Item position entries
• • • • •

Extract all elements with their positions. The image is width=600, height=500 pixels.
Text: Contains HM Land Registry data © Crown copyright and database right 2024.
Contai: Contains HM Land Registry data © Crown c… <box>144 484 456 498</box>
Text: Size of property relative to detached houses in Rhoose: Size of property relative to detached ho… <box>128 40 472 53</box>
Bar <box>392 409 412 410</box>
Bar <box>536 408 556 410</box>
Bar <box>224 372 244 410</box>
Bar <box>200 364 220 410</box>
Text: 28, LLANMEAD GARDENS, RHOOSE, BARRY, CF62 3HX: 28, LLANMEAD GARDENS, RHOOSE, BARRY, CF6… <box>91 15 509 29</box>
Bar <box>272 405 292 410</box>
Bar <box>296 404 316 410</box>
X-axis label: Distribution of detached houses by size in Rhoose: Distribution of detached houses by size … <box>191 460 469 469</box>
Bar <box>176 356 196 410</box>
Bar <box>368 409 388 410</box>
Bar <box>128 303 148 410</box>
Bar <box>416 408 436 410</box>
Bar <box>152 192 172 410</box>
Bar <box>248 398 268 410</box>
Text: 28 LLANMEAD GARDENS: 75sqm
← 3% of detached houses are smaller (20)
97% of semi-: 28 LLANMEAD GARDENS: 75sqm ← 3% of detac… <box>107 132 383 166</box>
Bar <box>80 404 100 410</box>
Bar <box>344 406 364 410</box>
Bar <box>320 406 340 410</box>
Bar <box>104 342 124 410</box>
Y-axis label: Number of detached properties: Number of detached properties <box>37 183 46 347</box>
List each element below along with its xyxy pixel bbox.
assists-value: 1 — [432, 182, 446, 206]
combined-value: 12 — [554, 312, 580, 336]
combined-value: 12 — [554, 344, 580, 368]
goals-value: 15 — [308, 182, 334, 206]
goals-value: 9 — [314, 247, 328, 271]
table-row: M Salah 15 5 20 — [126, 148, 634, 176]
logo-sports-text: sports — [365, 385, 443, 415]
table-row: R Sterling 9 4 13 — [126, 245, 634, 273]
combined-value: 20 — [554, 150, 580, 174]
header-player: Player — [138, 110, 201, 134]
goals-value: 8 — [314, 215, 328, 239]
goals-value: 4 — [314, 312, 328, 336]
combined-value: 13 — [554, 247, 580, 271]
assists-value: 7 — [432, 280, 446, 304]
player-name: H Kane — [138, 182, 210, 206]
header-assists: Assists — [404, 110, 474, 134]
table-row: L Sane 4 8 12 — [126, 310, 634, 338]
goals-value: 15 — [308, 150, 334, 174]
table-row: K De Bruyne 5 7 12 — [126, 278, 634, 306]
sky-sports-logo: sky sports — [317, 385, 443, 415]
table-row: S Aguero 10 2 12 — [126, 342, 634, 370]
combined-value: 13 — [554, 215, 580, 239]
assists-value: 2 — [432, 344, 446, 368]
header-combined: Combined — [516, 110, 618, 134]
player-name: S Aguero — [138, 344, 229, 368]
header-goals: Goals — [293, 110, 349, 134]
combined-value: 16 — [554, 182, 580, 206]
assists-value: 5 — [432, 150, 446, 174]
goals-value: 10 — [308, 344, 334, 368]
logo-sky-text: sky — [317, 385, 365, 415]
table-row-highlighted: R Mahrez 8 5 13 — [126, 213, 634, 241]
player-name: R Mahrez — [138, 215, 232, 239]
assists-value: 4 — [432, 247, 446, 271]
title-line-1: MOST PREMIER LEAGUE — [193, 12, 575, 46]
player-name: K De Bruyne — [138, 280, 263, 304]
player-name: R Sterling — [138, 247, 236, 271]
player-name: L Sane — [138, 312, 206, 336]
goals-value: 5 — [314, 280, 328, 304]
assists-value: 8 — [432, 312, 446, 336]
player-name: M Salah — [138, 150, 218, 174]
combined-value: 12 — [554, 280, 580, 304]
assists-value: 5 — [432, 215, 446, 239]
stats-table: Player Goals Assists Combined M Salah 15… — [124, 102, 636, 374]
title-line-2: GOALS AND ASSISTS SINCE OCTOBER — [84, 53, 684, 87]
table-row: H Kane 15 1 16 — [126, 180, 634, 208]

• • • • •

Directive | Retype every line above without any change, keeping each character, number and bracket as it appears.

Answer to this problem |
Extract all elements with their positions. The image is width=600, height=500 pixels.
Text: Contains HM Land Registry data © Crown copyright and database right 2024.
Contai: Contains HM Land Registry data © Crown c… <box>144 484 456 498</box>
Text: Size of property relative to detached houses in Rhoose: Size of property relative to detached ho… <box>128 40 472 53</box>
Bar <box>392 409 412 410</box>
Bar <box>536 408 556 410</box>
Bar <box>224 372 244 410</box>
Bar <box>200 364 220 410</box>
Text: 28, LLANMEAD GARDENS, RHOOSE, BARRY, CF62 3HX: 28, LLANMEAD GARDENS, RHOOSE, BARRY, CF6… <box>91 15 509 29</box>
Bar <box>272 405 292 410</box>
Bar <box>296 404 316 410</box>
X-axis label: Distribution of detached houses by size in Rhoose: Distribution of detached houses by size … <box>191 460 469 469</box>
Bar <box>176 356 196 410</box>
Bar <box>368 409 388 410</box>
Bar <box>128 303 148 410</box>
Bar <box>416 408 436 410</box>
Bar <box>152 192 172 410</box>
Bar <box>248 398 268 410</box>
Text: 28 LLANMEAD GARDENS: 75sqm
← 3% of detached houses are smaller (20)
97% of semi-: 28 LLANMEAD GARDENS: 75sqm ← 3% of detac… <box>107 132 383 166</box>
Bar <box>80 404 100 410</box>
Bar <box>344 406 364 410</box>
Bar <box>320 406 340 410</box>
Bar <box>104 342 124 410</box>
Y-axis label: Number of detached properties: Number of detached properties <box>37 183 46 347</box>
List each element below along with its xyxy pixel bbox.
assists-value: 1 — [432, 182, 446, 206]
combined-value: 12 — [554, 312, 580, 336]
combined-value: 12 — [554, 344, 580, 368]
goals-value: 15 — [308, 182, 334, 206]
goals-value: 9 — [314, 247, 328, 271]
table-row: M Salah 15 5 20 — [126, 148, 634, 176]
logo-sports-text: sports — [365, 385, 443, 415]
table-row: R Sterling 9 4 13 — [126, 245, 634, 273]
combined-value: 20 — [554, 150, 580, 174]
header-player: Player — [138, 110, 201, 134]
goals-value: 8 — [314, 215, 328, 239]
goals-value: 4 — [314, 312, 328, 336]
combined-value: 13 — [554, 247, 580, 271]
assists-value: 7 — [432, 280, 446, 304]
player-name: H Kane — [138, 182, 210, 206]
header-assists: Assists — [404, 110, 474, 134]
table-row: L Sane 4 8 12 — [126, 310, 634, 338]
goals-value: 15 — [308, 150, 334, 174]
table-row: K De Bruyne 5 7 12 — [126, 278, 634, 306]
sky-sports-logo: sky sports — [317, 385, 443, 415]
table-row: S Aguero 10 2 12 — [126, 342, 634, 370]
combined-value: 13 — [554, 215, 580, 239]
assists-value: 2 — [432, 344, 446, 368]
header-combined: Combined — [516, 110, 618, 134]
player-name: S Aguero — [138, 344, 229, 368]
header-goals: Goals — [293, 110, 349, 134]
combined-value: 16 — [554, 182, 580, 206]
assists-value: 5 — [432, 150, 446, 174]
goals-value: 10 — [308, 344, 334, 368]
logo-sky-text: sky — [317, 385, 365, 415]
table-row-highlighted: R Mahrez 8 5 13 — [126, 213, 634, 241]
player-name: R Mahrez — [138, 215, 232, 239]
assists-value: 4 — [432, 247, 446, 271]
title-line-1: MOST PREMIER LEAGUE — [193, 12, 575, 46]
player-name: K De Bruyne — [138, 280, 263, 304]
player-name: R Sterling — [138, 247, 236, 271]
player-name: L Sane — [138, 312, 206, 336]
goals-value: 5 — [314, 280, 328, 304]
assists-value: 8 — [432, 312, 446, 336]
player-name: M Salah — [138, 150, 218, 174]
combined-value: 12 — [554, 280, 580, 304]
assists-value: 5 — [432, 215, 446, 239]
stats-table: Player Goals Assists Combined M Salah 15… — [124, 102, 636, 374]
title-line-2: GOALS AND ASSISTS SINCE OCTOBER — [84, 53, 684, 87]
table-row: H Kane 15 1 16 — [126, 180, 634, 208]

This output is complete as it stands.